DO THIS → Reproduce the listing below exactly, minus its pictures.
= = = = = = =
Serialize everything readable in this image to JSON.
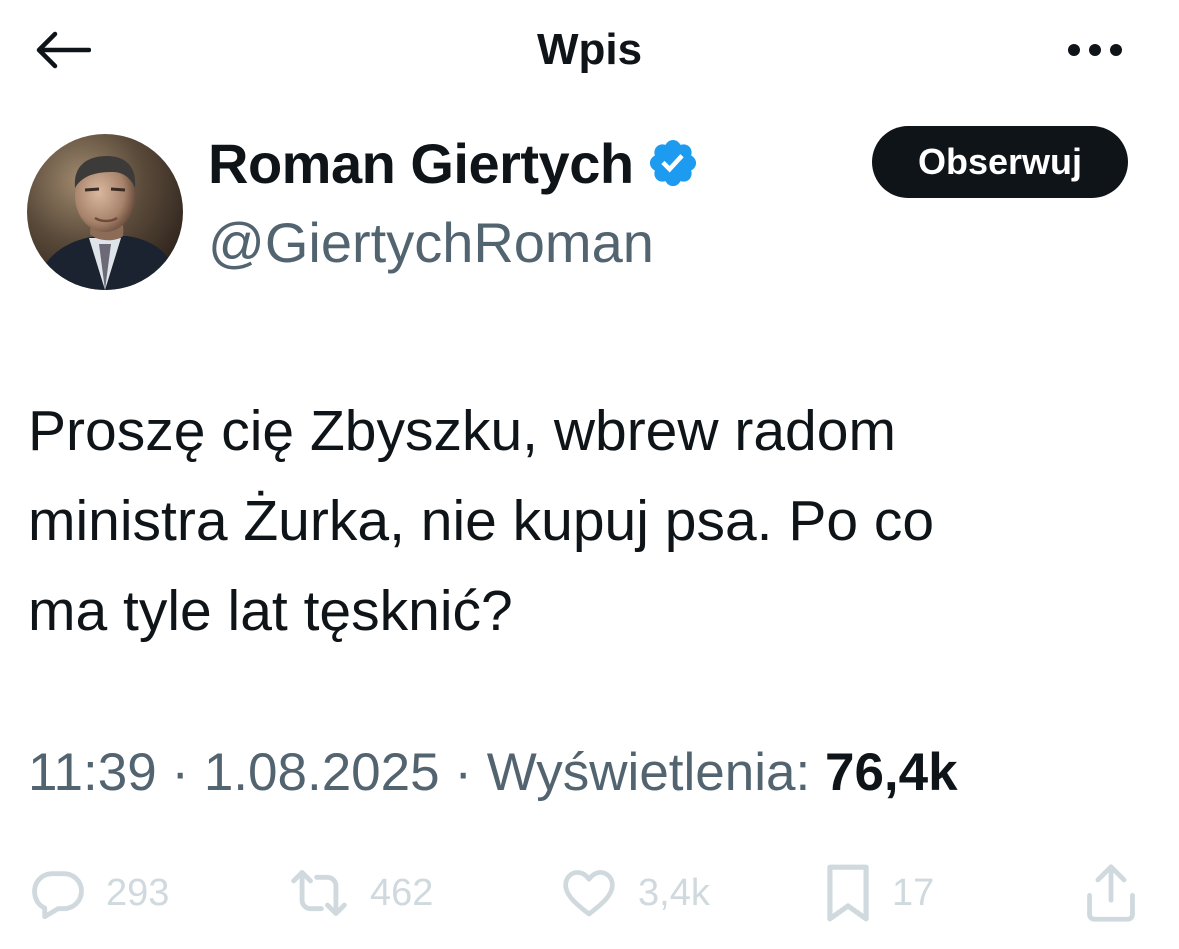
{
  "header": {
    "back_icon": "arrow-left-icon",
    "title": "Wpis",
    "more_icon": "more-horizontal-icon"
  },
  "author": {
    "display_name": "Roman Giertych",
    "verified_icon": "verified-badge-icon",
    "verified_color": "#1d9bf0",
    "handle": "@GiertychRoman",
    "follow_label": "Obserwuj"
  },
  "tweet": {
    "lines": [
      "Proszę cię Zbyszku, wbrew radom",
      "ministra Żurka, nie kupuj psa. Po co",
      "ma tyle lat tęsknić?"
    ]
  },
  "meta": {
    "time": "11:39",
    "sep1": " · ",
    "date": "1.08.2025",
    "sep2": " · ",
    "views_label": "Wyświetlenia: ",
    "views_count": "76,4k"
  },
  "actions": {
    "replies": {
      "icon": "reply-icon",
      "count": "293"
    },
    "reposts": {
      "icon": "repost-icon",
      "count": "462"
    },
    "likes": {
      "icon": "heart-icon",
      "count": "3,4k"
    },
    "bookmarks": {
      "icon": "bookmark-icon",
      "count": "17"
    },
    "share": {
      "icon": "share-icon"
    }
  },
  "colors": {
    "text": "#0f1419",
    "secondary": "#536471",
    "action_faded": "#cfd9de",
    "follow_bg": "#0f1419"
  }
}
= = = = = = =
EXERCISE OUTPUT →
Serialize everything readable in this image to JSON.
{
  "header": {
    "back_icon": "arrow-left-icon",
    "title": "Wpis",
    "more_icon": "more-horizontal-icon"
  },
  "author": {
    "display_name": "Roman Giertych",
    "verified_icon": "verified-badge-icon",
    "verified_color": "#1d9bf0",
    "handle": "@GiertychRoman",
    "follow_label": "Obserwuj"
  },
  "tweet": {
    "lines": [
      "Proszę cię Zbyszku, wbrew radom",
      "ministra Żurka, nie kupuj psa. Po co",
      "ma tyle lat tęsknić?"
    ]
  },
  "meta": {
    "time": "11:39",
    "sep1": " · ",
    "date": "1.08.2025",
    "sep2": " · ",
    "views_label": "Wyświetlenia: ",
    "views_count": "76,4k"
  },
  "actions": {
    "replies": {
      "icon": "reply-icon",
      "count": "293"
    },
    "reposts": {
      "icon": "repost-icon",
      "count": "462"
    },
    "likes": {
      "icon": "heart-icon",
      "count": "3,4k"
    },
    "bookmarks": {
      "icon": "bookmark-icon",
      "count": "17"
    },
    "share": {
      "icon": "share-icon"
    }
  },
  "colors": {
    "text": "#0f1419",
    "secondary": "#536471",
    "action_faded": "#cfd9de",
    "follow_bg": "#0f1419"
  }
}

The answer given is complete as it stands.